__CHALLENGE__:
Reply with one number: the count of lines in the listing that contain the string "pieces".

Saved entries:
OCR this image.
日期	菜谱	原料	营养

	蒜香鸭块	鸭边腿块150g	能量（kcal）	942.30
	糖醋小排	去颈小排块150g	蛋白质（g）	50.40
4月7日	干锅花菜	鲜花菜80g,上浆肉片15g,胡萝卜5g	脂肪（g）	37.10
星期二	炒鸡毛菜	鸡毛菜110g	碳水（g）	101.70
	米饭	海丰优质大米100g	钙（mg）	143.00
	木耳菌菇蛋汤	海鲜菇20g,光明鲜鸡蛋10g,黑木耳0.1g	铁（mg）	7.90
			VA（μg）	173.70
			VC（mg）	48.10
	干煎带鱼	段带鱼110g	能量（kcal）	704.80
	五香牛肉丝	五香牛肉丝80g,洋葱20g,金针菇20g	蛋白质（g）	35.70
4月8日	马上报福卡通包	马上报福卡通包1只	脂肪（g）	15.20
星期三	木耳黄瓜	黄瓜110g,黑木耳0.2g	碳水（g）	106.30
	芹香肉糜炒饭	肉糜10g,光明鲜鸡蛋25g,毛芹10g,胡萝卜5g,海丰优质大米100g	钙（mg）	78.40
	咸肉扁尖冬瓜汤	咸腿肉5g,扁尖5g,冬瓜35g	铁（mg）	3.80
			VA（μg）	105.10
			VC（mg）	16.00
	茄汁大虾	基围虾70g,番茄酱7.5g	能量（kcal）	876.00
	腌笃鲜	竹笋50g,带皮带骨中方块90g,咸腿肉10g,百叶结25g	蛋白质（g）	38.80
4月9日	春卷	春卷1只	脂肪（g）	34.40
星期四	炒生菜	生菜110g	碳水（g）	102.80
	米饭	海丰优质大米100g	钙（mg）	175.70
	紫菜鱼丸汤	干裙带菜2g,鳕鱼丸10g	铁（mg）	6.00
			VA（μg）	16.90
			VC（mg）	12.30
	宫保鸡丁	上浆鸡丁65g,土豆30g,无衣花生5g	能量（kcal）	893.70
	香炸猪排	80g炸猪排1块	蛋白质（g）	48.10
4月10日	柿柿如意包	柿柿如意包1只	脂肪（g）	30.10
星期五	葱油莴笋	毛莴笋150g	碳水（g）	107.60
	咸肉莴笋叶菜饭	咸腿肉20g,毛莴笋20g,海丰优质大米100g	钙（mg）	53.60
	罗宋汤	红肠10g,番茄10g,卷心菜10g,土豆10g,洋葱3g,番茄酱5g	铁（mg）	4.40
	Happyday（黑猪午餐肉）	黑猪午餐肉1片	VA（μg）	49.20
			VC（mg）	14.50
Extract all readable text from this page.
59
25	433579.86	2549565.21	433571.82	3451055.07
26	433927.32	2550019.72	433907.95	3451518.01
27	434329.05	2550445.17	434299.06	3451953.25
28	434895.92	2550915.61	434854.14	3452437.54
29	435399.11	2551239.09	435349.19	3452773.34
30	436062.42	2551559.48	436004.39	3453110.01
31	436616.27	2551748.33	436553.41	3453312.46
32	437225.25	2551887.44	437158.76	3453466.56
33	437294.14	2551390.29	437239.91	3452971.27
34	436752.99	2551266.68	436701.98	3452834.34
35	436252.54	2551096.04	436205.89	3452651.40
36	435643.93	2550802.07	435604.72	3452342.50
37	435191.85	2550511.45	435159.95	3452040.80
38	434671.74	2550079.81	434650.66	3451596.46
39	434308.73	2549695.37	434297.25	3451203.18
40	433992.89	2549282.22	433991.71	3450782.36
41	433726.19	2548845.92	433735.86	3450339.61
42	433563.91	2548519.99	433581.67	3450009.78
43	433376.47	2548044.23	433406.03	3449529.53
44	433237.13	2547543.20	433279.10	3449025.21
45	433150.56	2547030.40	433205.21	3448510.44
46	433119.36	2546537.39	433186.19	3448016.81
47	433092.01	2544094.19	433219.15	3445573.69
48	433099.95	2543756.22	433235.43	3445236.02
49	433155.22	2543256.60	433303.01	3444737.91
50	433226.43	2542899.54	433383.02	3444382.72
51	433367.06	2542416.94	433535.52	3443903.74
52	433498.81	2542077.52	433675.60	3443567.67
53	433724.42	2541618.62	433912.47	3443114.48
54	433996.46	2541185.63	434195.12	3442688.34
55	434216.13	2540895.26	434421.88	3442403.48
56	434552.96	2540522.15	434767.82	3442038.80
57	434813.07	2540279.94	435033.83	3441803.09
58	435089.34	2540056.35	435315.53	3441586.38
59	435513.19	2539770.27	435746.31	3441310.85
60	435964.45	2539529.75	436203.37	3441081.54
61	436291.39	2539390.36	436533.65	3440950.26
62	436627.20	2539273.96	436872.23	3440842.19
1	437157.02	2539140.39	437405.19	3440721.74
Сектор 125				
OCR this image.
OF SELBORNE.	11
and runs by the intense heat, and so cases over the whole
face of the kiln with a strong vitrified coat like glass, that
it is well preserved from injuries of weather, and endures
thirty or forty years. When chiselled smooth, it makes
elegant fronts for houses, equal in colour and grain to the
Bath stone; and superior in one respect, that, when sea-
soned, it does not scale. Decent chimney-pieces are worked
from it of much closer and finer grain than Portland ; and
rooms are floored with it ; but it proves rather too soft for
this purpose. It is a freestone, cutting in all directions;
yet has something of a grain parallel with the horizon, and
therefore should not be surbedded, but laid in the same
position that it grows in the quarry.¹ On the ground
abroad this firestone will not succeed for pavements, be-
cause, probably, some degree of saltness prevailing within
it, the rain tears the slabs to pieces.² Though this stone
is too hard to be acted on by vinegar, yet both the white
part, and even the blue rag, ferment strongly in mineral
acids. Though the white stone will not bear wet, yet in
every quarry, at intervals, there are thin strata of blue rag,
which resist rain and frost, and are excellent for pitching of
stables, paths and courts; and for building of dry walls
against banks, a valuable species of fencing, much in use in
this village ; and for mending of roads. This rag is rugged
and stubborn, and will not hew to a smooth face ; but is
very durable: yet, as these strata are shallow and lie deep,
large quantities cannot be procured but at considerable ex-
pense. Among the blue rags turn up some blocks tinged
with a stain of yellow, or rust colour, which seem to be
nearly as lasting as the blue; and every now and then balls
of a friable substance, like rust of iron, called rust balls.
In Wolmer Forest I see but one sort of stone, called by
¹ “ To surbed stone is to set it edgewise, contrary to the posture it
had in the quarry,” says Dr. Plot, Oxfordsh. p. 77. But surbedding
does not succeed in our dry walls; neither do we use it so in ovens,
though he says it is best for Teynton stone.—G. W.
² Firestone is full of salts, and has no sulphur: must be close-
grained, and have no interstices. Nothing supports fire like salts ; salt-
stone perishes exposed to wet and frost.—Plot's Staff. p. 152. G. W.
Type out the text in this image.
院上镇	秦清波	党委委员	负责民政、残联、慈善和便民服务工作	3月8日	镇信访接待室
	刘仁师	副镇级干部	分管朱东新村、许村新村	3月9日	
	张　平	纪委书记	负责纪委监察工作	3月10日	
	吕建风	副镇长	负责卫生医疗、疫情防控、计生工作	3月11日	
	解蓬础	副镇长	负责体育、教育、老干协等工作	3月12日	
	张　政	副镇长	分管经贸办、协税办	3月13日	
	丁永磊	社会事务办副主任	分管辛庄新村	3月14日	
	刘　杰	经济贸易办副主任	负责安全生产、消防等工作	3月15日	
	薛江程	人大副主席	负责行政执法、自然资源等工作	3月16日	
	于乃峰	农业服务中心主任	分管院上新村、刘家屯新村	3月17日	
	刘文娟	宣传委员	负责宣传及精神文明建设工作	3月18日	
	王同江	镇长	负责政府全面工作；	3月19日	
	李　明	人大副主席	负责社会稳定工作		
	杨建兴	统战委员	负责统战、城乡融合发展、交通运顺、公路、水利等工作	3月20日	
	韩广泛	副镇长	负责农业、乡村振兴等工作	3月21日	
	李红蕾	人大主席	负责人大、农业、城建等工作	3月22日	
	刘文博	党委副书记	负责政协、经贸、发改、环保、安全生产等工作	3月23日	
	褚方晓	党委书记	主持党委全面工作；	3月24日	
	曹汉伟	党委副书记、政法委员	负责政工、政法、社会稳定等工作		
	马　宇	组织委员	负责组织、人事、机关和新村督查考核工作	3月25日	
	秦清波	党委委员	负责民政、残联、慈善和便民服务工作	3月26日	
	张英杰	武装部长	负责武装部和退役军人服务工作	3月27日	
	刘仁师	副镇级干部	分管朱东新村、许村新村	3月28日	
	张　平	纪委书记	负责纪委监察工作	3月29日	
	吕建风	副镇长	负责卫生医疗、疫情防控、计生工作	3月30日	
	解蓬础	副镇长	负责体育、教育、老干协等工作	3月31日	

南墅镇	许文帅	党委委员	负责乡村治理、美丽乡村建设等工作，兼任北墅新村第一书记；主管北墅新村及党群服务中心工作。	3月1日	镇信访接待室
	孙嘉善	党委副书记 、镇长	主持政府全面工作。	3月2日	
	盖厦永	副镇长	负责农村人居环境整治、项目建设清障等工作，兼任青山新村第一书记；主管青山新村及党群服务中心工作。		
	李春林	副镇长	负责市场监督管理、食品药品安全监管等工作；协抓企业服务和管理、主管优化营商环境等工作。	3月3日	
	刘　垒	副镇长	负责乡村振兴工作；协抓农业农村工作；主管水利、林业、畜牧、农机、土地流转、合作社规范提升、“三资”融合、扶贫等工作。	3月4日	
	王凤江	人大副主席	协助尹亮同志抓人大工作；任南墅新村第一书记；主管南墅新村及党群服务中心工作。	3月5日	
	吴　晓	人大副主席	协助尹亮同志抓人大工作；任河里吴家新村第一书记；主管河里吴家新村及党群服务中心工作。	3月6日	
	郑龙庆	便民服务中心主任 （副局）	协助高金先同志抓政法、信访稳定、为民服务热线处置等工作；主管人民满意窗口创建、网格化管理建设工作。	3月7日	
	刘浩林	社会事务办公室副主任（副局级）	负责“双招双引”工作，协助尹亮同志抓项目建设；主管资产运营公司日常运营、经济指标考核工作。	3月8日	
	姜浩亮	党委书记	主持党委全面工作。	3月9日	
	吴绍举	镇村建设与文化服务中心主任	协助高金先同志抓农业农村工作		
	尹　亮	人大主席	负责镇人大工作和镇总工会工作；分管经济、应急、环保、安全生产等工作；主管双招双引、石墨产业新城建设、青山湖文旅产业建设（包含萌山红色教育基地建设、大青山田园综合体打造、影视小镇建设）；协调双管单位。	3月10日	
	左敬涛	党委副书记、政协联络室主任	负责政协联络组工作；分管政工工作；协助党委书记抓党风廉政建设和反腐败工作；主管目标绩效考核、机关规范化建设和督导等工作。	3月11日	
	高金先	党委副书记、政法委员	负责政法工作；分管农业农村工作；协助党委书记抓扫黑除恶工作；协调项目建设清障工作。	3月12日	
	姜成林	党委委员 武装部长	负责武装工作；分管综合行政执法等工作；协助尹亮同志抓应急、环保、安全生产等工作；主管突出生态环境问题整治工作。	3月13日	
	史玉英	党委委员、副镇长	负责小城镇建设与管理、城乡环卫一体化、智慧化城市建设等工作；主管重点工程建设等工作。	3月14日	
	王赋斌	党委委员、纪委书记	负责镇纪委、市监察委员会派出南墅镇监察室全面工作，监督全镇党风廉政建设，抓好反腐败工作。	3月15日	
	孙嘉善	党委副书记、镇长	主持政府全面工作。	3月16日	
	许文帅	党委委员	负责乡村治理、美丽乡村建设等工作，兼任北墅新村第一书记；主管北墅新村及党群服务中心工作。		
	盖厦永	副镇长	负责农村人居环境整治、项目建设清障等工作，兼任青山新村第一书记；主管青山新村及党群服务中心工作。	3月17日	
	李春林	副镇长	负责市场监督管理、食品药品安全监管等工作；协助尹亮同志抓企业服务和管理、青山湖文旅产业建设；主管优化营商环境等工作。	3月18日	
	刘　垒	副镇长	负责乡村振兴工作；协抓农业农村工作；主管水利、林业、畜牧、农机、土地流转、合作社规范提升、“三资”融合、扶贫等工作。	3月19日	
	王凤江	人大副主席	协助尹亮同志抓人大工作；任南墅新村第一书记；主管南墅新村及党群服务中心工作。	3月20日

__PROBLEM SOLUTION__:
2